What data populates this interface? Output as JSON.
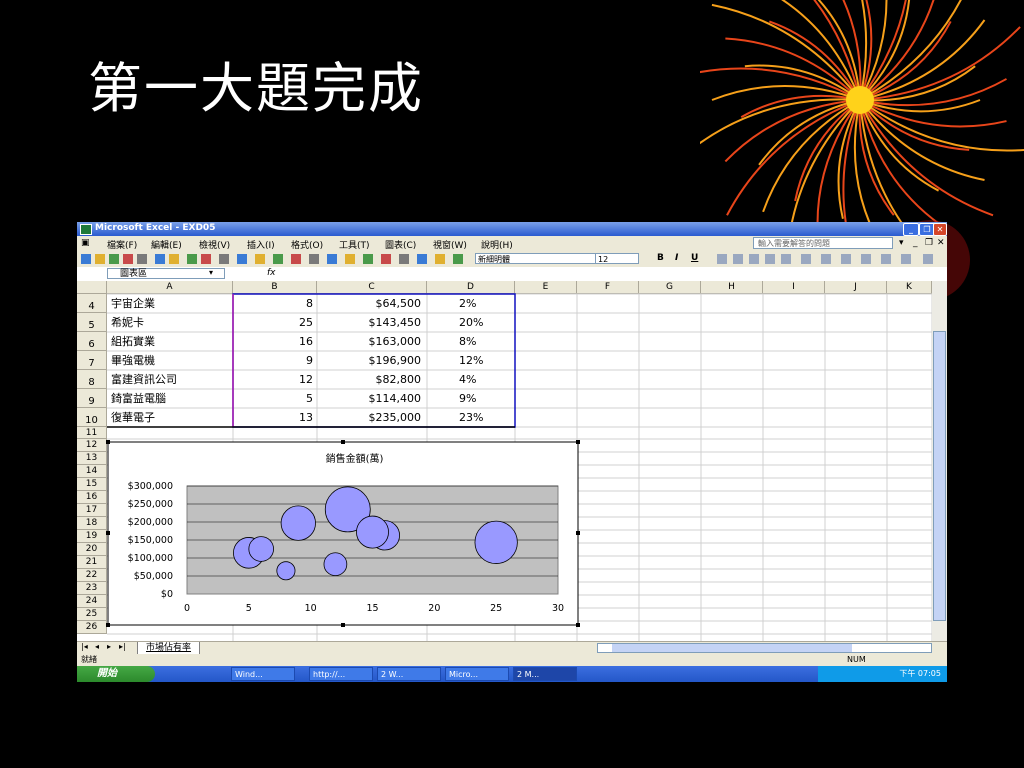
{
  "slide": {
    "title": "第一大題完成"
  },
  "excel": {
    "window_title": "Microsoft Excel - EXD05",
    "menu": [
      "檔案(F)",
      "編輯(E)",
      "檢視(V)",
      "插入(I)",
      "格式(O)",
      "工具(T)",
      "圖表(C)",
      "視窗(W)",
      "說明(H)"
    ],
    "help_placeholder": "輸入需要解答的問題",
    "toolbar": {
      "font_name": "新細明體",
      "font_size": "12",
      "bold": "B",
      "italic": "I",
      "underline": "U"
    },
    "name_box": "圖表區",
    "fx_label": "fx",
    "columns": [
      "A",
      "B",
      "C",
      "D",
      "E",
      "F",
      "G",
      "H",
      "I",
      "J",
      "K"
    ],
    "rows": [
      {
        "num": "4",
        "name": "宇宙企業",
        "b": "8",
        "c": "$64,500",
        "d": "2%"
      },
      {
        "num": "5",
        "name": "希妮卡",
        "b": "25",
        "c": "$143,450",
        "d": "20%"
      },
      {
        "num": "6",
        "name": "組拓實業",
        "b": "16",
        "c": "$163,000",
        "d": "8%"
      },
      {
        "num": "7",
        "name": "畢強電機",
        "b": "9",
        "c": "$196,900",
        "d": "12%"
      },
      {
        "num": "8",
        "name": "富建資訊公司",
        "b": "12",
        "c": "$82,800",
        "d": "4%"
      },
      {
        "num": "9",
        "name": "錡富益電腦",
        "b": "5",
        "c": "$114,400",
        "d": "9%"
      },
      {
        "num": "10",
        "name": "復華電子",
        "b": "13",
        "c": "$235,000",
        "d": "23%"
      }
    ],
    "empty_rows": [
      "11",
      "12",
      "13",
      "14",
      "15",
      "16",
      "17",
      "18",
      "19",
      "20",
      "21",
      "22",
      "23",
      "24",
      "25",
      "26"
    ],
    "sheet_tab": "市場佔有率",
    "status_left": "就緒",
    "status_right": "NUM",
    "taskbar": {
      "start_label": "開始",
      "items": [
        "Wind...",
        "http://...",
        "2 W...",
        "Micro...",
        "2 M..."
      ],
      "clock": "下午 07:05"
    },
    "colors": {
      "bubble": "#9999ff",
      "plot_bg": "#c0c0c0",
      "accent_border": "#1010c0"
    }
  },
  "chart_data": {
    "type": "scatter",
    "title": "銷售金額(萬)",
    "x_ticks": [
      "0",
      "5",
      "10",
      "15",
      "20",
      "25",
      "30"
    ],
    "y_ticks": [
      "$300,000",
      "$250,000",
      "$200,000",
      "$150,000",
      "$100,000",
      "$50,000",
      "$0"
    ],
    "xlim": [
      0,
      30
    ],
    "ylim": [
      0,
      300000
    ],
    "grid": true,
    "points": [
      {
        "x": 8,
        "y": 64500,
        "size": 2
      },
      {
        "x": 25,
        "y": 143450,
        "size": 20
      },
      {
        "x": 16,
        "y": 163000,
        "size": 8
      },
      {
        "x": 9,
        "y": 196900,
        "size": 12
      },
      {
        "x": 12,
        "y": 82800,
        "size": 4
      },
      {
        "x": 5,
        "y": 114400,
        "size": 9
      },
      {
        "x": 13,
        "y": 235000,
        "size": 23
      },
      {
        "x": 6,
        "y": 125000,
        "size": 5
      },
      {
        "x": 15,
        "y": 172000,
        "size": 10
      }
    ]
  }
}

+--

Leave the pictures out and reproduce all of the records exactly.

* [SOLUTION TO THE PROBLEM]
What data populates this interface? Output as JSON.
{
  "slide": {
    "title": "第一大題完成"
  },
  "excel": {
    "window_title": "Microsoft Excel - EXD05",
    "menu": [
      "檔案(F)",
      "編輯(E)",
      "檢視(V)",
      "插入(I)",
      "格式(O)",
      "工具(T)",
      "圖表(C)",
      "視窗(W)",
      "說明(H)"
    ],
    "help_placeholder": "輸入需要解答的問題",
    "toolbar": {
      "font_name": "新細明體",
      "font_size": "12",
      "bold": "B",
      "italic": "I",
      "underline": "U"
    },
    "name_box": "圖表區",
    "fx_label": "fx",
    "columns": [
      "A",
      "B",
      "C",
      "D",
      "E",
      "F",
      "G",
      "H",
      "I",
      "J",
      "K"
    ],
    "rows": [
      {
        "num": "4",
        "name": "宇宙企業",
        "b": "8",
        "c": "$64,500",
        "d": "2%"
      },
      {
        "num": "5",
        "name": "希妮卡",
        "b": "25",
        "c": "$143,450",
        "d": "20%"
      },
      {
        "num": "6",
        "name": "組拓實業",
        "b": "16",
        "c": "$163,000",
        "d": "8%"
      },
      {
        "num": "7",
        "name": "畢強電機",
        "b": "9",
        "c": "$196,900",
        "d": "12%"
      },
      {
        "num": "8",
        "name": "富建資訊公司",
        "b": "12",
        "c": "$82,800",
        "d": "4%"
      },
      {
        "num": "9",
        "name": "錡富益電腦",
        "b": "5",
        "c": "$114,400",
        "d": "9%"
      },
      {
        "num": "10",
        "name": "復華電子",
        "b": "13",
        "c": "$235,000",
        "d": "23%"
      }
    ],
    "empty_rows": [
      "11",
      "12",
      "13",
      "14",
      "15",
      "16",
      "17",
      "18",
      "19",
      "20",
      "21",
      "22",
      "23",
      "24",
      "25",
      "26"
    ],
    "sheet_tab": "市場佔有率",
    "status_left": "就緒",
    "status_right": "NUM",
    "taskbar": {
      "start_label": "開始",
      "items": [
        "Wind...",
        "http://...",
        "2 W...",
        "Micro...",
        "2 M..."
      ],
      "clock": "下午 07:05"
    },
    "colors": {
      "bubble": "#9999ff",
      "plot_bg": "#c0c0c0",
      "accent_border": "#1010c0"
    }
  },
  "chart_data": {
    "type": "scatter",
    "title": "銷售金額(萬)",
    "x_ticks": [
      "0",
      "5",
      "10",
      "15",
      "20",
      "25",
      "30"
    ],
    "y_ticks": [
      "$300,000",
      "$250,000",
      "$200,000",
      "$150,000",
      "$100,000",
      "$50,000",
      "$0"
    ],
    "xlim": [
      0,
      30
    ],
    "ylim": [
      0,
      300000
    ],
    "grid": true,
    "points": [
      {
        "x": 8,
        "y": 64500,
        "size": 2
      },
      {
        "x": 25,
        "y": 143450,
        "size": 20
      },
      {
        "x": 16,
        "y": 163000,
        "size": 8
      },
      {
        "x": 9,
        "y": 196900,
        "size": 12
      },
      {
        "x": 12,
        "y": 82800,
        "size": 4
      },
      {
        "x": 5,
        "y": 114400,
        "size": 9
      },
      {
        "x": 13,
        "y": 235000,
        "size": 23
      },
      {
        "x": 6,
        "y": 125000,
        "size": 5
      },
      {
        "x": 15,
        "y": 172000,
        "size": 10
      }
    ]
  }
}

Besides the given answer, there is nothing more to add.